→ **What is asked**
Copy out all the lines exactly. Omit pictures.

━━━ Material to process ━━━

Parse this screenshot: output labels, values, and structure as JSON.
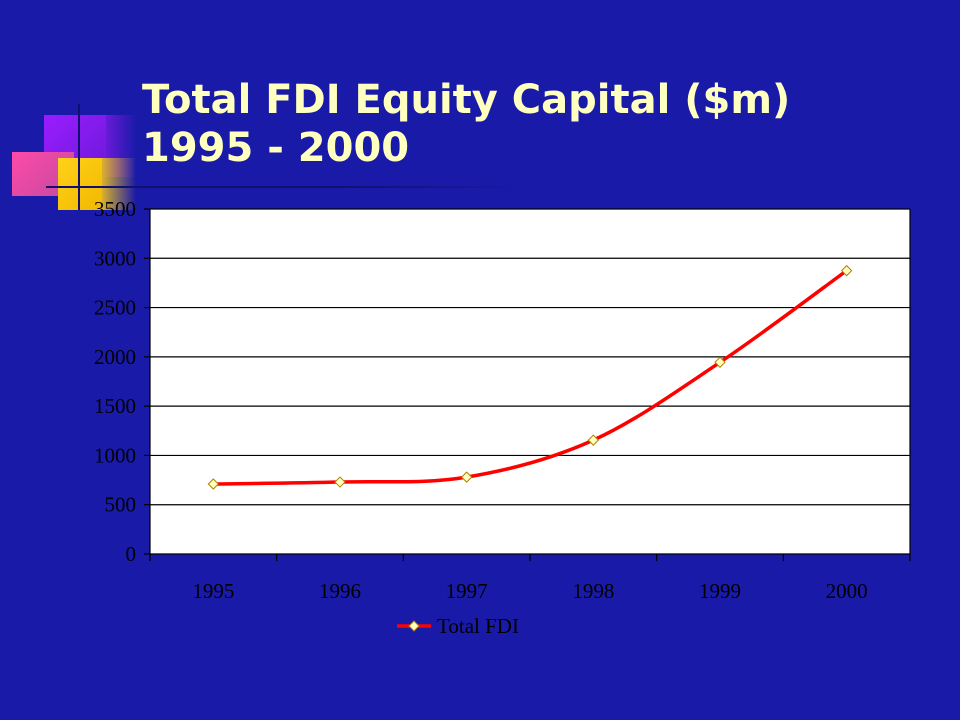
{
  "slide": {
    "title": "Total FDI Equity Capital ($m)\n1995 - 2000"
  },
  "colors": {
    "background": "#1a1aa8",
    "title": "#ffffc0",
    "plot_background": "#ffffff",
    "series_line": "#ff0000",
    "marker_fill": "#ffffc0"
  },
  "chart_data": {
    "type": "line",
    "title": "",
    "xlabel": "",
    "ylabel": "",
    "categories": [
      "1995",
      "1996",
      "1997",
      "1998",
      "1999",
      "2000"
    ],
    "series": [
      {
        "name": "Total FDI",
        "values": [
          710,
          730,
          780,
          1155,
          1945,
          2875
        ]
      }
    ],
    "ylim": [
      0,
      3500
    ],
    "yticks": [
      "0",
      "500",
      "1000",
      "1500",
      "2000",
      "2500",
      "3000",
      "3500"
    ],
    "grid": true,
    "legend_position": "bottom"
  }
}
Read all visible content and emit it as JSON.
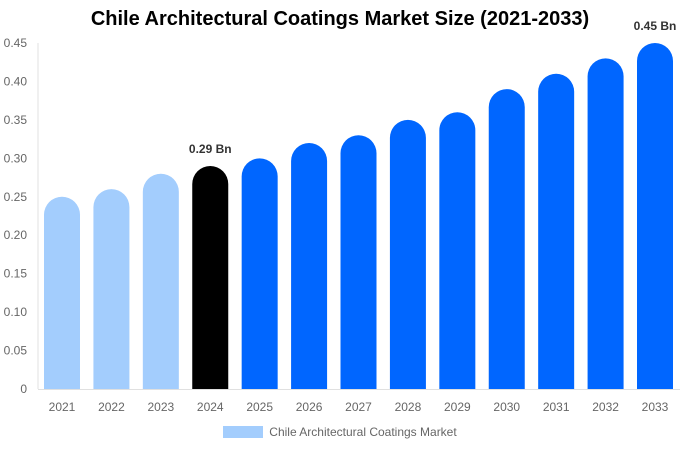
{
  "chart_data": {
    "type": "bar",
    "title": "Chile Architectural Coatings Market Size (2021-2033)",
    "categories": [
      "2021",
      "2022",
      "2023",
      "2024",
      "2025",
      "2026",
      "2027",
      "2028",
      "2029",
      "2030",
      "2031",
      "2032",
      "2033"
    ],
    "series": [
      {
        "name": "Chile Architectural Coatings Market",
        "values": [
          0.25,
          0.26,
          0.28,
          0.29,
          0.3,
          0.32,
          0.33,
          0.35,
          0.36,
          0.39,
          0.41,
          0.43,
          0.45
        ]
      }
    ],
    "yticks": [
      "0",
      "0.05",
      "0.10",
      "0.15",
      "0.20",
      "0.25",
      "0.30",
      "0.35",
      "0.40",
      "0.45"
    ],
    "ylim": [
      0,
      0.45
    ],
    "grid": false,
    "legend_position": "bottom",
    "data_labels": [
      {
        "category": "2024",
        "text": "0.29 Bn"
      },
      {
        "category": "2033",
        "text": "0.45 Bn"
      }
    ],
    "colors": {
      "historical": "#a3cdfd",
      "current": "#000000",
      "forecast": "#0066ff"
    }
  }
}
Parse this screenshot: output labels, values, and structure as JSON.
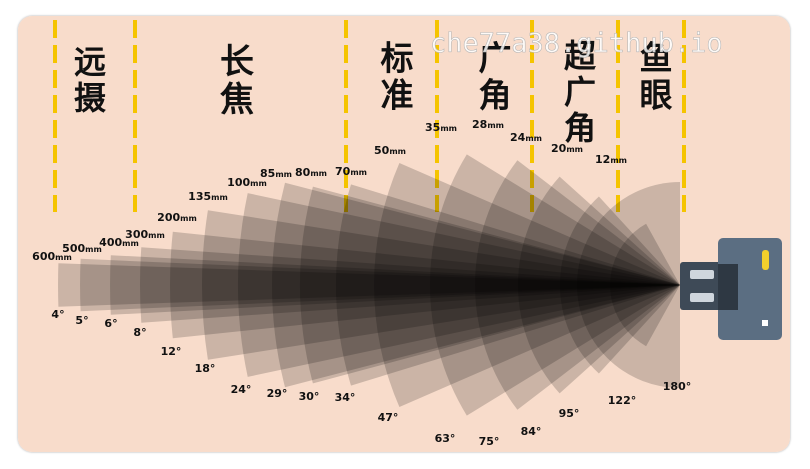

━━━

→ **Completed exercise**
Parse this screenshot: output labels, values, and structure as JSON.
{
  "slide": {
    "title": "Total FDI Equity Capital ($m)\n1995 - 2000"
  },
  "colors": {
    "background": "#1a1aa8",
    "title": "#ffffc0",
    "plot_background": "#ffffff",
    "series_line": "#ff0000",
    "marker_fill": "#ffffc0"
  },
  "chart_data": {
    "type": "line",
    "title": "",
    "xlabel": "",
    "ylabel": "",
    "categories": [
      "1995",
      "1996",
      "1997",
      "1998",
      "1999",
      "2000"
    ],
    "series": [
      {
        "name": "Total FDI",
        "values": [
          710,
          730,
          780,
          1155,
          1945,
          2875
        ]
      }
    ],
    "ylim": [
      0,
      3500
    ],
    "yticks": [
      "0",
      "500",
      "1000",
      "1500",
      "2000",
      "2500",
      "3000",
      "3500"
    ],
    "grid": true,
    "legend_position": "bottom"
  }
}
Read all visible content and emit it as JSON.
{
  "chart_data": {
    "type": "bar",
    "title": "Chile Architectural Coatings Market Size (2021-2033)",
    "categories": [
      "2021",
      "2022",
      "2023",
      "2024",
      "2025",
      "2026",
      "2027",
      "2028",
      "2029",
      "2030",
      "2031",
      "2032",
      "2033"
    ],
    "series": [
      {
        "name": "Chile Architectural Coatings Market",
        "values": [
          0.25,
          0.26,
          0.28,
          0.29,
          0.3,
          0.32,
          0.33,
          0.35,
          0.36,
          0.39,
          0.41,
          0.43,
          0.45
        ]
      }
    ],
    "yticks": [
      "0",
      "0.05",
      "0.10",
      "0.15",
      "0.20",
      "0.25",
      "0.30",
      "0.35",
      "0.40",
      "0.45"
    ],
    "ylim": [
      0,
      0.45
    ],
    "grid": false,
    "legend_position": "bottom",
    "data_labels": [
      {
        "category": "2024",
        "text": "0.29 Bn"
      },
      {
        "category": "2033",
        "text": "0.45 Bn"
      }
    ],
    "colors": {
      "historical": "#a3cdfd",
      "current": "#000000",
      "forecast": "#0066ff"
    }
  }
}
Parse this screenshot: output labels, values, and structure as JSON.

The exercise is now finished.